Records provided:
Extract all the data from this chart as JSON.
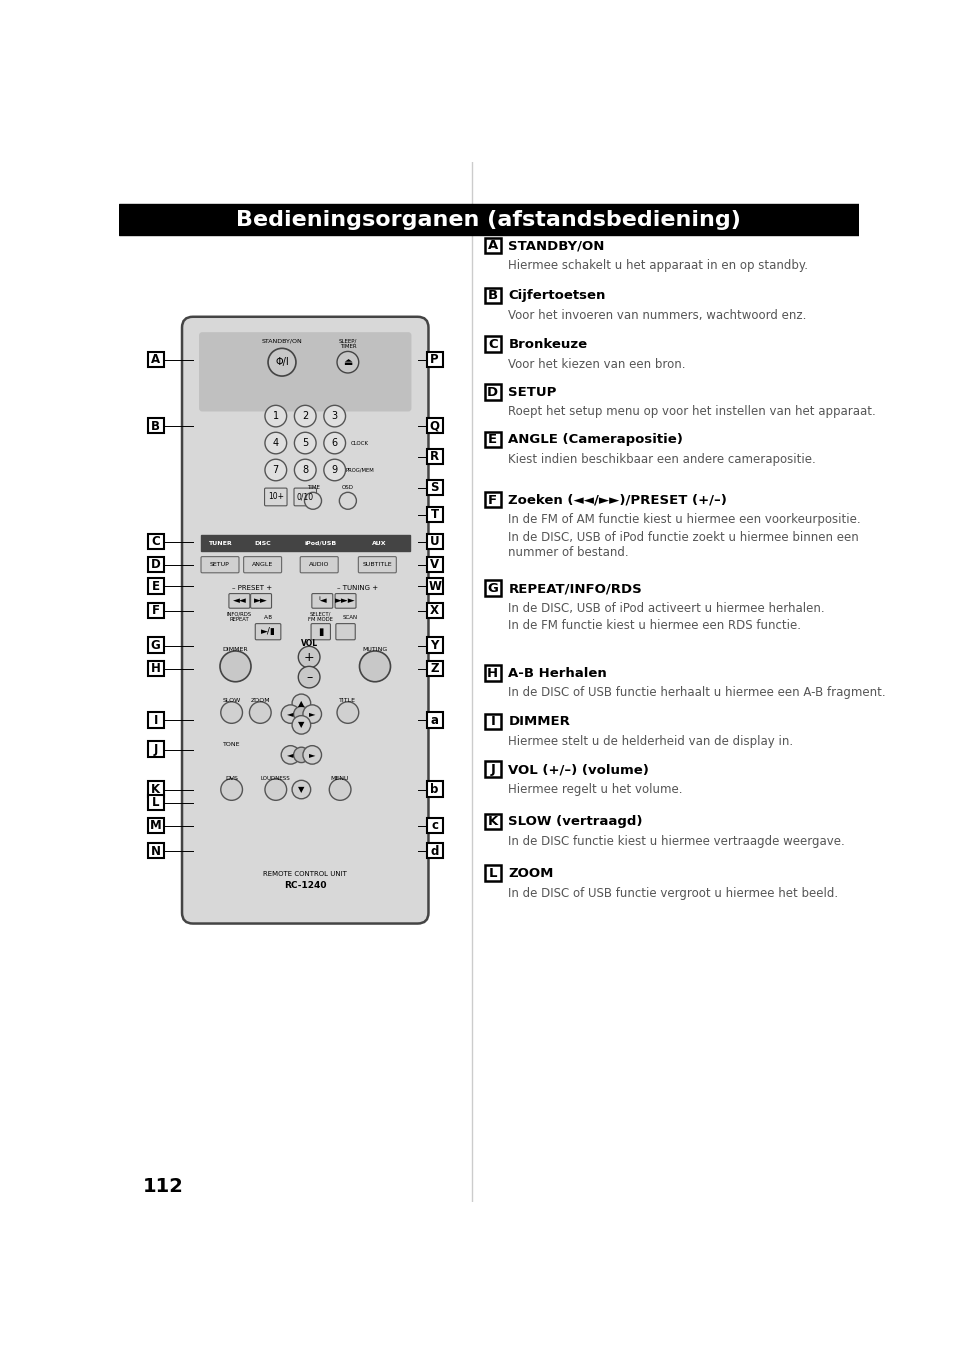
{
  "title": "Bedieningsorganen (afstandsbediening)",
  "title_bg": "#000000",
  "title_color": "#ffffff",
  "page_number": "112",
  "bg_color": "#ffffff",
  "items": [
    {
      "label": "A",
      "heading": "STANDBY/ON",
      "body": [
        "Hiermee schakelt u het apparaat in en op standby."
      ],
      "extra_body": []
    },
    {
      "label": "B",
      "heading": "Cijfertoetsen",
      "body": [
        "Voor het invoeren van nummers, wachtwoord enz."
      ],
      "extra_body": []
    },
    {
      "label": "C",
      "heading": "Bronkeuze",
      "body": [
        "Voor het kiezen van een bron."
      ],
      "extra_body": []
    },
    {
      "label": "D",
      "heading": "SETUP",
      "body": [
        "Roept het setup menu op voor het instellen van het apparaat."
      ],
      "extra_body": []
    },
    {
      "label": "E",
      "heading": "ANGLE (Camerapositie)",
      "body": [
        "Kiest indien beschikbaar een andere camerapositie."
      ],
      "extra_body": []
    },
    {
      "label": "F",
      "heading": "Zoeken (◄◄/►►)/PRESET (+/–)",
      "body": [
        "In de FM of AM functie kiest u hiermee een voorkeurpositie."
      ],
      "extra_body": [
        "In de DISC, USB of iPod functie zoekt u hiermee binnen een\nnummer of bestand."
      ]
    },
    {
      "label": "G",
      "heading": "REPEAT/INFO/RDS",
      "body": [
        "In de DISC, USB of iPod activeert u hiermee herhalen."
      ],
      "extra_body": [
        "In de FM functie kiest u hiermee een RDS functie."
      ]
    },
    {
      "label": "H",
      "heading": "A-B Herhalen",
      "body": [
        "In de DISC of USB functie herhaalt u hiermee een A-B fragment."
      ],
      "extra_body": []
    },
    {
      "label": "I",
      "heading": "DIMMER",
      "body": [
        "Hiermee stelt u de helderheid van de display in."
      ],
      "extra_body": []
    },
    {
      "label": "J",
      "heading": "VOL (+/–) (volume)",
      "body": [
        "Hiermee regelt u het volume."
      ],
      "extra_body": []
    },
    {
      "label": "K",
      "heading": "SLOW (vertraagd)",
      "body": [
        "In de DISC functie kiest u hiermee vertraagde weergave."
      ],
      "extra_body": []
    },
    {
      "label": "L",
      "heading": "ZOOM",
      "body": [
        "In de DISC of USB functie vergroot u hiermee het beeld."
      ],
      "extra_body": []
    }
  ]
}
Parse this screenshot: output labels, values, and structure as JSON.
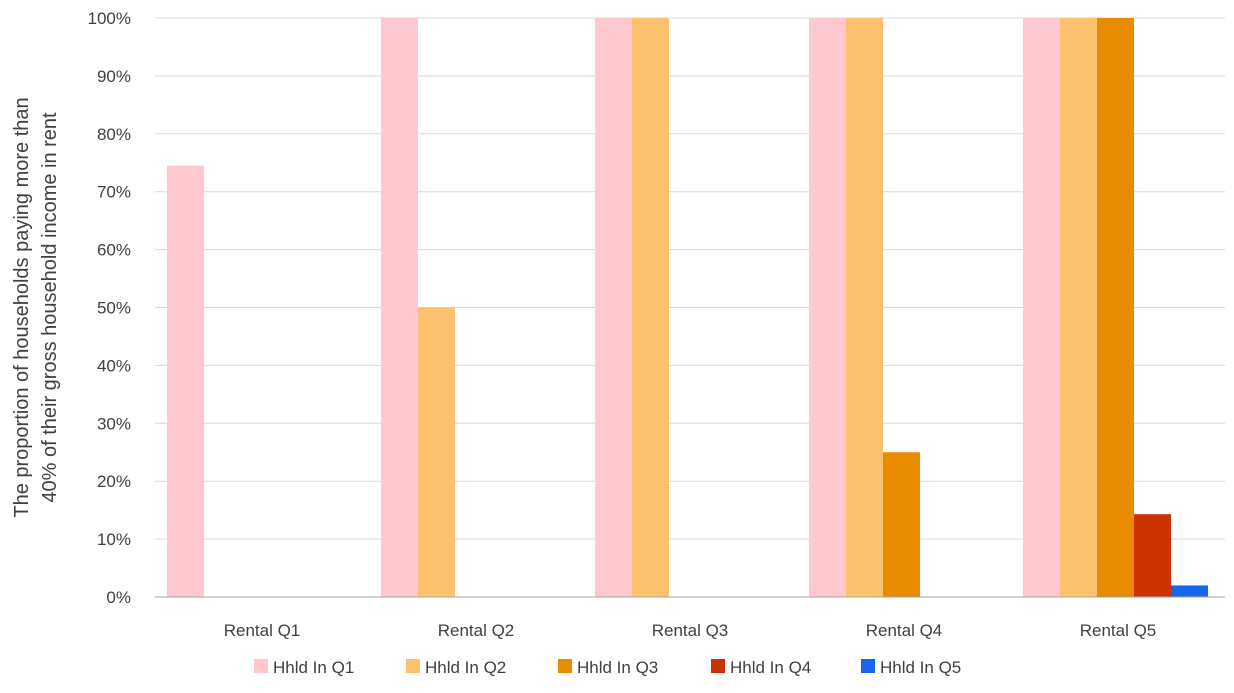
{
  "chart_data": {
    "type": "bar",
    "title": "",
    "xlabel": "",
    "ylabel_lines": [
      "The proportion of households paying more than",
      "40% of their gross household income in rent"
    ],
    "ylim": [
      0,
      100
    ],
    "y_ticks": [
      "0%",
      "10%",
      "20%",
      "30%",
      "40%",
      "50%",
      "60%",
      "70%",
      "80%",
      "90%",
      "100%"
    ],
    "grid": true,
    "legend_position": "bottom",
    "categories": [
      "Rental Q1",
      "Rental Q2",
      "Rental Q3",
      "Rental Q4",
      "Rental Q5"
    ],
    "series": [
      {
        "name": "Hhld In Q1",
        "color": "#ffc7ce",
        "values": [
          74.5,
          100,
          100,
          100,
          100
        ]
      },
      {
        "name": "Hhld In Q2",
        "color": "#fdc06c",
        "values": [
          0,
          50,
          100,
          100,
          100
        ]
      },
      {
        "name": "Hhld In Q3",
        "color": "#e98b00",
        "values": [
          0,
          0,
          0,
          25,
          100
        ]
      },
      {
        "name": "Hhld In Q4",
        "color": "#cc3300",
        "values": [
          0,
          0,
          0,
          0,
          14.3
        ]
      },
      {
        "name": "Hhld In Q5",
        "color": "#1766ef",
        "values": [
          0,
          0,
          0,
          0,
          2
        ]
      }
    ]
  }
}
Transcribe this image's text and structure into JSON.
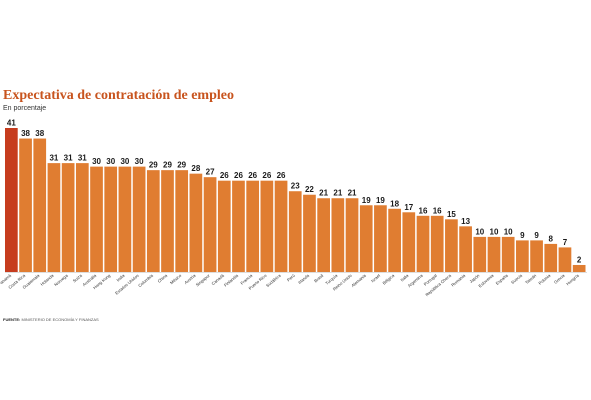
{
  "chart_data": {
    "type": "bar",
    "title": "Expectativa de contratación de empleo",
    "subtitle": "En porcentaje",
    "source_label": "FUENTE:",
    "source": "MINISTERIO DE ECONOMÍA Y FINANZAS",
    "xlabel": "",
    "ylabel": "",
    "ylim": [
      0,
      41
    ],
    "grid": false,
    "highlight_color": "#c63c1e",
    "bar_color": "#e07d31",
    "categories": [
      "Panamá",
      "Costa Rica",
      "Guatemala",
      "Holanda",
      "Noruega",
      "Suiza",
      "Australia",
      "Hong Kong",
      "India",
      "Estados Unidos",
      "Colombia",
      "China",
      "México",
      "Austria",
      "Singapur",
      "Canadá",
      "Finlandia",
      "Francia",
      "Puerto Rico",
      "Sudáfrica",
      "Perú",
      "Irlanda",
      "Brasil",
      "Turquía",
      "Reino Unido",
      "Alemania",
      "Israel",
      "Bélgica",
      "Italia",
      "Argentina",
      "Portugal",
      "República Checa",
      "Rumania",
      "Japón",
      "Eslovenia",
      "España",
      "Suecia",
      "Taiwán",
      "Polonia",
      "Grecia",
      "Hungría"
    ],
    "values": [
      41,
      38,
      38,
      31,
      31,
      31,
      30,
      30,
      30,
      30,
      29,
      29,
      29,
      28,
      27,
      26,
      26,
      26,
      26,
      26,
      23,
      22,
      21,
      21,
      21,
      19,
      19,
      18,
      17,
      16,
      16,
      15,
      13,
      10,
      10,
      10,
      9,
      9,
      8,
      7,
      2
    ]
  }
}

==

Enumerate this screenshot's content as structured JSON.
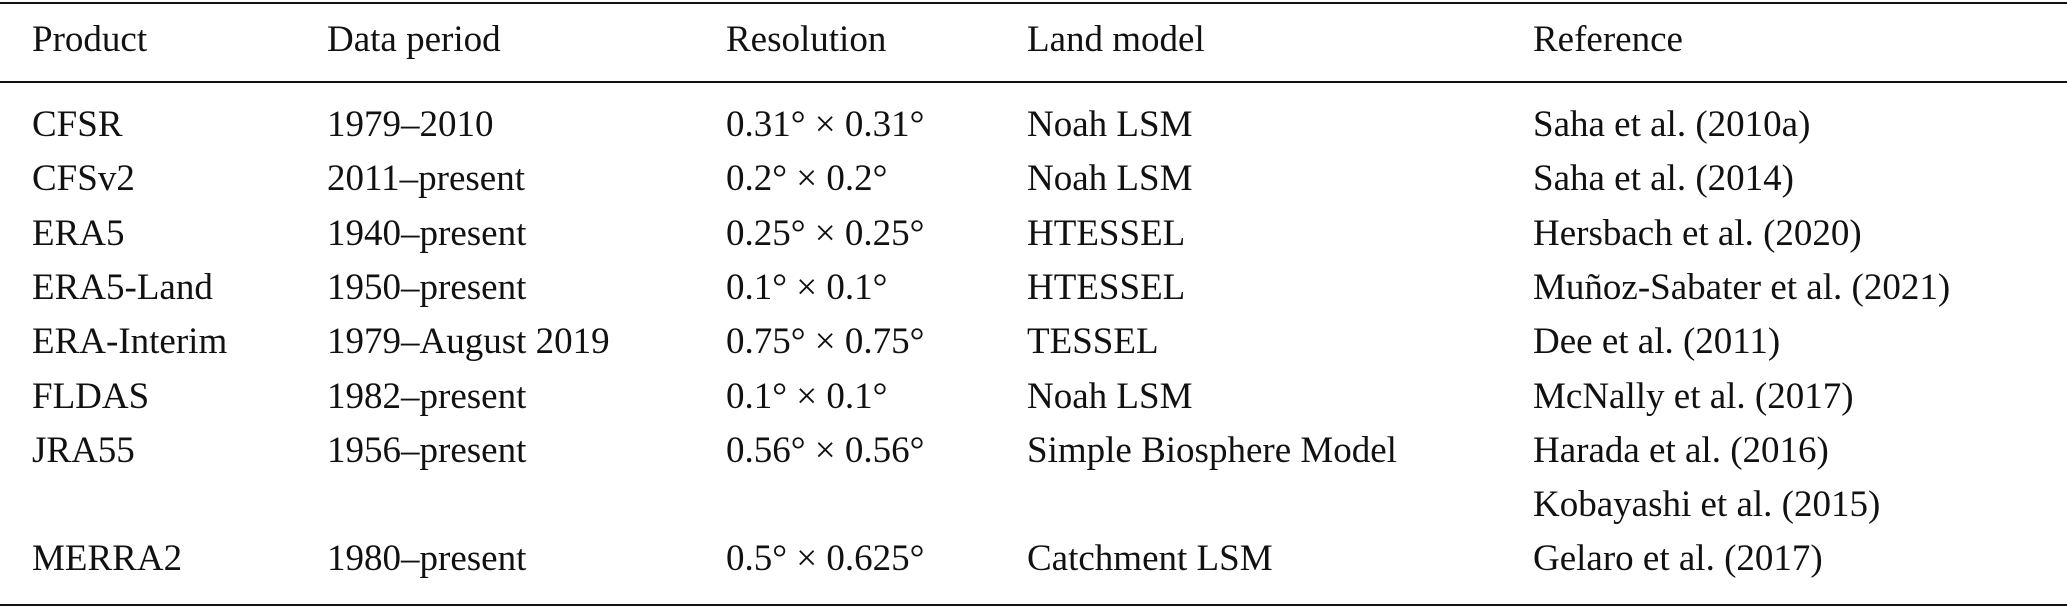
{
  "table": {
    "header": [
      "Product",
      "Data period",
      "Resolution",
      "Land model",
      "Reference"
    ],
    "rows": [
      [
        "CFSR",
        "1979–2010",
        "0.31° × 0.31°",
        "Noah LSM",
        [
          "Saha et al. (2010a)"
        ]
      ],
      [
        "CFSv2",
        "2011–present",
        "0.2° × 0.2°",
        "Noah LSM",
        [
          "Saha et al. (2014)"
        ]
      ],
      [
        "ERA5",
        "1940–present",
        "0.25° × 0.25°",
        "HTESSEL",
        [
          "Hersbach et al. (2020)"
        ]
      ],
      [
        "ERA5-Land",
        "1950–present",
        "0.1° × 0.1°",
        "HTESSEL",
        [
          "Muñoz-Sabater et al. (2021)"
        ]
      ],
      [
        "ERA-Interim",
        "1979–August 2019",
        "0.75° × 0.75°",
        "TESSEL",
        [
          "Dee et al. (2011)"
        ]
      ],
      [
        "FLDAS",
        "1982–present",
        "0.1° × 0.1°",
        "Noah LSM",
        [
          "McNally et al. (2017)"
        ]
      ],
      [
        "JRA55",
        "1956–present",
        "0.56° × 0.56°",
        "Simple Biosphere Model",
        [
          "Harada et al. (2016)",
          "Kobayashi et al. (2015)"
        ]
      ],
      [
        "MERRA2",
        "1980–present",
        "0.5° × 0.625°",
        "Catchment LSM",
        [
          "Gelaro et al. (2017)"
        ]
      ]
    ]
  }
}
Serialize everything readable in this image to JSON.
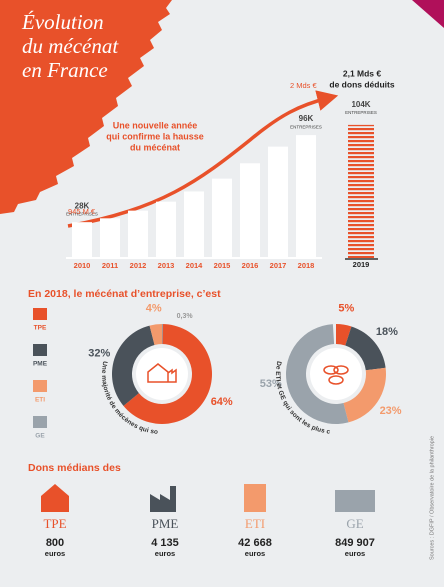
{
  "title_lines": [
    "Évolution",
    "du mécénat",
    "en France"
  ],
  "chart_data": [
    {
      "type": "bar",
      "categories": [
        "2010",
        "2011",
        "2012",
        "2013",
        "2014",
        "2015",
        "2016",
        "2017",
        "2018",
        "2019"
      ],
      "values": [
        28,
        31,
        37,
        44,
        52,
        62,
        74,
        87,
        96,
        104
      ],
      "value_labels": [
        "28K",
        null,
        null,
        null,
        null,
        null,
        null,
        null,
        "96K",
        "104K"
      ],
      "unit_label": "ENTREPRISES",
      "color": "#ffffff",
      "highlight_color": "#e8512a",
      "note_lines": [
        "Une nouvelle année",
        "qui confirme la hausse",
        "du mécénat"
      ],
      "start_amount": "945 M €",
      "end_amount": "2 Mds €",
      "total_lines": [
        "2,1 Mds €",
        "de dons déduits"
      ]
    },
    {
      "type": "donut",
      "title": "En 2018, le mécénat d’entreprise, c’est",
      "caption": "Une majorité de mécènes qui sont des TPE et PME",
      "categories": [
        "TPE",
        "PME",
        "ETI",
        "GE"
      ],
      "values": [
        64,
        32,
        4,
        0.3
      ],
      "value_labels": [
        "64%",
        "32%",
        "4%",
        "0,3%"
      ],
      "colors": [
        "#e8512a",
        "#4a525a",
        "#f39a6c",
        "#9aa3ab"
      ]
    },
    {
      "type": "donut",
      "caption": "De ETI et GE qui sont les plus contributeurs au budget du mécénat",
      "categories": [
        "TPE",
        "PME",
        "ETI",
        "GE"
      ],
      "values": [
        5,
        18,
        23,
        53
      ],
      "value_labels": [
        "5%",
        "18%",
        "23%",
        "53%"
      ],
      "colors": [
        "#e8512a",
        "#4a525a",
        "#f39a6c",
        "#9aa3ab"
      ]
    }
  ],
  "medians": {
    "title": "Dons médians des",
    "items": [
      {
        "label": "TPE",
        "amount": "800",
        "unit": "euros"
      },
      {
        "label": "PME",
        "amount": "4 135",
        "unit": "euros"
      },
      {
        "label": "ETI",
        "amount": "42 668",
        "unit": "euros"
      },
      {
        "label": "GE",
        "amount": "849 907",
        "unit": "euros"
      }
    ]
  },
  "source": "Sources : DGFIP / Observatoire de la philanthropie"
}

Short problem: From the listing above, pick out every line containing "functie".

Written solution:
        "In de FM of AM functie kiest u hiermee een voorkeurpositie."
        "In de DISC, USB of iPod functie zoekt u hiermee binnen een\nnummer of bestand."
        "In de FM functie kiest u hiermee een RDS functie."
        "In de DISC of USB functie herhaalt u hiermee een A-B fragment."
        "In de DISC functie kiest u hiermee vertraagde weergave."
        "In de DISC of USB functie vergroot u hiermee het beeld."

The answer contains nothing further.